**SHORT EXERCISE:** Select and reproduce each line of the listing below that bears the string "dollar".

[Extracted data entries]
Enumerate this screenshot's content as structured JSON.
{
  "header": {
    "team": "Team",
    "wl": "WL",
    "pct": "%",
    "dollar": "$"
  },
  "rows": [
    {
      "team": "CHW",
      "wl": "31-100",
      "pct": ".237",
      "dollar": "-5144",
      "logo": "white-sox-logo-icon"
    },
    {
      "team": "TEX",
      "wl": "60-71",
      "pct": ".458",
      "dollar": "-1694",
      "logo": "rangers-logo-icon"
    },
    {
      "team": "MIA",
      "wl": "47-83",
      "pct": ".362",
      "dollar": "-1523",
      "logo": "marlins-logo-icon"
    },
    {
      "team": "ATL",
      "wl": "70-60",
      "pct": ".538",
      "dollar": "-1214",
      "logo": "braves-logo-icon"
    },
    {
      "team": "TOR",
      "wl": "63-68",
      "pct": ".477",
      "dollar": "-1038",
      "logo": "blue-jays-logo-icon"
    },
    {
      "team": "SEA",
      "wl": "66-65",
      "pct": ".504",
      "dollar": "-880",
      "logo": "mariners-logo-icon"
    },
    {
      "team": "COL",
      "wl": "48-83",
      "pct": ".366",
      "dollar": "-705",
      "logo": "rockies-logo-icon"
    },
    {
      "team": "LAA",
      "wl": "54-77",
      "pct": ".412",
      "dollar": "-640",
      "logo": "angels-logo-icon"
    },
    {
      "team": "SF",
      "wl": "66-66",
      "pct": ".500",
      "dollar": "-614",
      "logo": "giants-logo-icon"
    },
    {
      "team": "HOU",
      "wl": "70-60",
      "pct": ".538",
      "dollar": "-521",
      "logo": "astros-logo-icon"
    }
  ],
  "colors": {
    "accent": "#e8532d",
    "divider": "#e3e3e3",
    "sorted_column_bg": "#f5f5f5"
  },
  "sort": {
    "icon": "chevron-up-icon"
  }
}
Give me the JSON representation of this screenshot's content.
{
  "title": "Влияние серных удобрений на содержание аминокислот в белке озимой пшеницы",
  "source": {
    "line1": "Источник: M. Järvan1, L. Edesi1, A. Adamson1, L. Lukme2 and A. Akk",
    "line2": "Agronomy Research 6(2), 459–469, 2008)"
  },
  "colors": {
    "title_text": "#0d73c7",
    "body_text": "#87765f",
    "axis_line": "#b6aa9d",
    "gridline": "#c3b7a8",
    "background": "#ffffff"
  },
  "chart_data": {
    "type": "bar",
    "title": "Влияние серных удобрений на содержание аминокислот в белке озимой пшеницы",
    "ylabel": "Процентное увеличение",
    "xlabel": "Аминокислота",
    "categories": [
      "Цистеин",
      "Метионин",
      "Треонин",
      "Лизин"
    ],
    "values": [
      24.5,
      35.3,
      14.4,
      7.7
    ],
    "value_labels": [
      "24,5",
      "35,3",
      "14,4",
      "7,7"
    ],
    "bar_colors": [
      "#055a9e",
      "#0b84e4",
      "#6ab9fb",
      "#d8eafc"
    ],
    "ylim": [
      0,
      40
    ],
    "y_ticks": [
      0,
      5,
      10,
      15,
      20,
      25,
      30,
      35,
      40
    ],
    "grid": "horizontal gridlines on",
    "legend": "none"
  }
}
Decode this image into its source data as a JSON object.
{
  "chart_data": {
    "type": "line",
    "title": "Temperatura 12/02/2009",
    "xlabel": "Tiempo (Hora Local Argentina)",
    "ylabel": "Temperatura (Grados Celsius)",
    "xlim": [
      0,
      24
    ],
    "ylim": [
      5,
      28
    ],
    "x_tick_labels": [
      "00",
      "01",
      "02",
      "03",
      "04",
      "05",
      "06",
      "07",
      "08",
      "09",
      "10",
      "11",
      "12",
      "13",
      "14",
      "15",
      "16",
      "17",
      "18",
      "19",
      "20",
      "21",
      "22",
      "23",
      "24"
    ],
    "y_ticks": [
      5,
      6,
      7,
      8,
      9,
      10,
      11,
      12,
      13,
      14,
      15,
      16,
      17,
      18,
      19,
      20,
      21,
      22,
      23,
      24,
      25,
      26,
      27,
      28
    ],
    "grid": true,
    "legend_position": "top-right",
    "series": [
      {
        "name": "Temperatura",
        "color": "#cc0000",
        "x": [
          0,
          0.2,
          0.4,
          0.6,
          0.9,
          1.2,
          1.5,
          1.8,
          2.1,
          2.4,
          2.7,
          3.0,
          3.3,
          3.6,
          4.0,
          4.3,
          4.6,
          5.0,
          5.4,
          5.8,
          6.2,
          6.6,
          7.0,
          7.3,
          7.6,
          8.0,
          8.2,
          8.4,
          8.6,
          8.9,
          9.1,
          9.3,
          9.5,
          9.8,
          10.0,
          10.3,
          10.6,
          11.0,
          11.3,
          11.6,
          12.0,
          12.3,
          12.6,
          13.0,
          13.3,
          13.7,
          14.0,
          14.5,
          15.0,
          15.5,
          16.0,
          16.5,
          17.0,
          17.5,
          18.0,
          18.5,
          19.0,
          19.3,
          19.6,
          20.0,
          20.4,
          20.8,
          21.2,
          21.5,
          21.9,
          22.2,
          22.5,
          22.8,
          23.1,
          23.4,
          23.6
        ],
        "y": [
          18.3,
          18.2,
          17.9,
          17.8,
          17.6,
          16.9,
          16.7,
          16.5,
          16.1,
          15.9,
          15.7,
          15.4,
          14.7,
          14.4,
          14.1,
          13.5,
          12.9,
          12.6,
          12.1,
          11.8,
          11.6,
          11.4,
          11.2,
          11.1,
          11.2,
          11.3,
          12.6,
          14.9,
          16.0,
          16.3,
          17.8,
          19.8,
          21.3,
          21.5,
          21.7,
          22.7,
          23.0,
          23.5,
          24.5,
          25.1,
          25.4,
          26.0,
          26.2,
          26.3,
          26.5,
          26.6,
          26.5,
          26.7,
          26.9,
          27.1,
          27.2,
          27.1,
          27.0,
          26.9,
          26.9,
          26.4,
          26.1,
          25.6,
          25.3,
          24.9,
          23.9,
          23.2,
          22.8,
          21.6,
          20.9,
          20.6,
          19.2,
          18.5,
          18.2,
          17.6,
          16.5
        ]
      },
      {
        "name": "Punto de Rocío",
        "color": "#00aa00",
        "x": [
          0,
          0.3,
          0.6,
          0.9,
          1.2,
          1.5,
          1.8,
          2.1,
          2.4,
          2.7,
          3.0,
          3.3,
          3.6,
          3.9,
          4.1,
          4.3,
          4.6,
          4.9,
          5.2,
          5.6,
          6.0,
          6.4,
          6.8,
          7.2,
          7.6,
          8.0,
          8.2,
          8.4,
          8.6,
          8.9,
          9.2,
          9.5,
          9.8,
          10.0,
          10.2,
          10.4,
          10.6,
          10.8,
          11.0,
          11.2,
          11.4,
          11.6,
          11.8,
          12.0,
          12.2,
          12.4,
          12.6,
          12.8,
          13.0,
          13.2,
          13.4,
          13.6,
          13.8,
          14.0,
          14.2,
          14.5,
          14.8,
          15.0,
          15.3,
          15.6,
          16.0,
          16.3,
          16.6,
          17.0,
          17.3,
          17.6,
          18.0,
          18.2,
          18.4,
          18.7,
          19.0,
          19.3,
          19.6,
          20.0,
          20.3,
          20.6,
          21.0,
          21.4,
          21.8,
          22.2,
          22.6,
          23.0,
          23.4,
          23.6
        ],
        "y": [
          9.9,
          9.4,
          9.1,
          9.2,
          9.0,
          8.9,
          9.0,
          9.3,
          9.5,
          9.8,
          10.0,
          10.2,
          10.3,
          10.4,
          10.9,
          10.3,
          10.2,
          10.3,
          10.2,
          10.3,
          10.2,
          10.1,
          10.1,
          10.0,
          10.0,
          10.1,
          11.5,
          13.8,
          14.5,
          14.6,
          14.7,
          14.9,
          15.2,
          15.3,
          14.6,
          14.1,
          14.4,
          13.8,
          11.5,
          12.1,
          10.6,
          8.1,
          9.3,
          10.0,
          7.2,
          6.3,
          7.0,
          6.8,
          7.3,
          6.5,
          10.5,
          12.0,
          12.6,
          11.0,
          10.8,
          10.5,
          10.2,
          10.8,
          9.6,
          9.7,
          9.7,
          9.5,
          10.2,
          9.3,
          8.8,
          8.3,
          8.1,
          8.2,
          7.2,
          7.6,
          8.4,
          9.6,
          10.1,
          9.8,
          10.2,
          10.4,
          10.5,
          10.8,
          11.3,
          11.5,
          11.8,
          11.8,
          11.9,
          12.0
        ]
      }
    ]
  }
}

**SOLUTION TO THE EXERCISE:**
    "dollar": "$"
      "dollar": "-5144",
      "dollar": "-1694",
      "dollar": "-1523",
      "dollar": "-1214",
      "dollar": "-1038",
      "dollar": "-880",
      "dollar": "-705",
      "dollar": "-640",
      "dollar": "-614",
      "dollar": "-521",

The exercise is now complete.